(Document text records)

_____

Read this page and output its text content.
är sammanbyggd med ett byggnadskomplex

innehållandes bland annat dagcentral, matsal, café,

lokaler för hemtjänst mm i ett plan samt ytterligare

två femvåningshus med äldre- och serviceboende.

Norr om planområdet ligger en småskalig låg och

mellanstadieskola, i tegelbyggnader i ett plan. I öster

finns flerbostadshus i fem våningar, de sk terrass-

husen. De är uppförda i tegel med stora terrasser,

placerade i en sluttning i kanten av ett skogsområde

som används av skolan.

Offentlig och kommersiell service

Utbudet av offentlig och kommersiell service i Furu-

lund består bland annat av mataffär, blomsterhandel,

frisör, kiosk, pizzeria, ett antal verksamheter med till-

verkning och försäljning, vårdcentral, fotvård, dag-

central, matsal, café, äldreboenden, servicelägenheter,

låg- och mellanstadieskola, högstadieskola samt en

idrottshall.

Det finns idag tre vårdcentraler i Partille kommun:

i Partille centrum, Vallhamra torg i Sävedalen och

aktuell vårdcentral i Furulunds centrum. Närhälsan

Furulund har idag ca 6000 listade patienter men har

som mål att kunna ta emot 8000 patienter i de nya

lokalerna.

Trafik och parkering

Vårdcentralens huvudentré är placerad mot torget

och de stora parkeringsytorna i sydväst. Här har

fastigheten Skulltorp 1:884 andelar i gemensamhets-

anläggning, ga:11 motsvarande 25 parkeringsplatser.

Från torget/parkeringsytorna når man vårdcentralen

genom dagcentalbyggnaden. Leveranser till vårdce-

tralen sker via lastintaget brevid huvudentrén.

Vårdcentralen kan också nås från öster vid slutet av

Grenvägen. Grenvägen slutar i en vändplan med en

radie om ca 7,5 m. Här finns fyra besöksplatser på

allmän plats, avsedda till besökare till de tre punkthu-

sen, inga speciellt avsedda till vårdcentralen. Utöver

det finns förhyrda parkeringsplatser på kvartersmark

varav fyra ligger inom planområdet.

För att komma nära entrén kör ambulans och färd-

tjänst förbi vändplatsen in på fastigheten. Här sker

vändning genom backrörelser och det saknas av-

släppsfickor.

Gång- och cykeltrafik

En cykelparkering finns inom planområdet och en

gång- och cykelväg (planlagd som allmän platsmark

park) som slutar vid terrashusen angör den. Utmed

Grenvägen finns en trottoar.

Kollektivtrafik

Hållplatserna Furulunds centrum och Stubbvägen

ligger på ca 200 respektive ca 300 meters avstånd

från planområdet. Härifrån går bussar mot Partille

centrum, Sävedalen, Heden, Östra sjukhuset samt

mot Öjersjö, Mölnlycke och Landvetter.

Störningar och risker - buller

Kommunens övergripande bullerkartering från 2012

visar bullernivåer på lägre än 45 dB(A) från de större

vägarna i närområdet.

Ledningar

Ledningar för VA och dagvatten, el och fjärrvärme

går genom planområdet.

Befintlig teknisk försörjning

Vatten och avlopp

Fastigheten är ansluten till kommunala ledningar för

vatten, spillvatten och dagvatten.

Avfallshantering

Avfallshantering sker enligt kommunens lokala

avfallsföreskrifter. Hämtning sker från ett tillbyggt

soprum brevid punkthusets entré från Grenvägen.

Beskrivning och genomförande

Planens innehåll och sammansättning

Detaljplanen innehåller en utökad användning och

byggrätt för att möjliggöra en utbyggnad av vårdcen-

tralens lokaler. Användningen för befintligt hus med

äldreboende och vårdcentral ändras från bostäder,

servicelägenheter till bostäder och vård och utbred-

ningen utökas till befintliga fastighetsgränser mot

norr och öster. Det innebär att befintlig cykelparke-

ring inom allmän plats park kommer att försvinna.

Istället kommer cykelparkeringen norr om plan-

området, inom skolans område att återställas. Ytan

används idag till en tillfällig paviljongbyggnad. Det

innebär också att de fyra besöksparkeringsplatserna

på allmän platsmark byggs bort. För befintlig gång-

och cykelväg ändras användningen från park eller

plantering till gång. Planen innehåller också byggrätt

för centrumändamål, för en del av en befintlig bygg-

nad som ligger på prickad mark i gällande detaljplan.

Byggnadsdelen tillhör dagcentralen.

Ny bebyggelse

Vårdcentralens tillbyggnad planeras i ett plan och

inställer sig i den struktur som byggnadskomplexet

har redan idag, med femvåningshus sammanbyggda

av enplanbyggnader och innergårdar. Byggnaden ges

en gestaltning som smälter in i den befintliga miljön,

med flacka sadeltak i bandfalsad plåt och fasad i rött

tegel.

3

_____

What the task asks => Check each line of the entries above, and show every one holding the word "café".

Exercise solution =>
innehållandes bland annat dagcentral, matsal, café,
central, matsal, café, äldreboenden, servicelägenheter,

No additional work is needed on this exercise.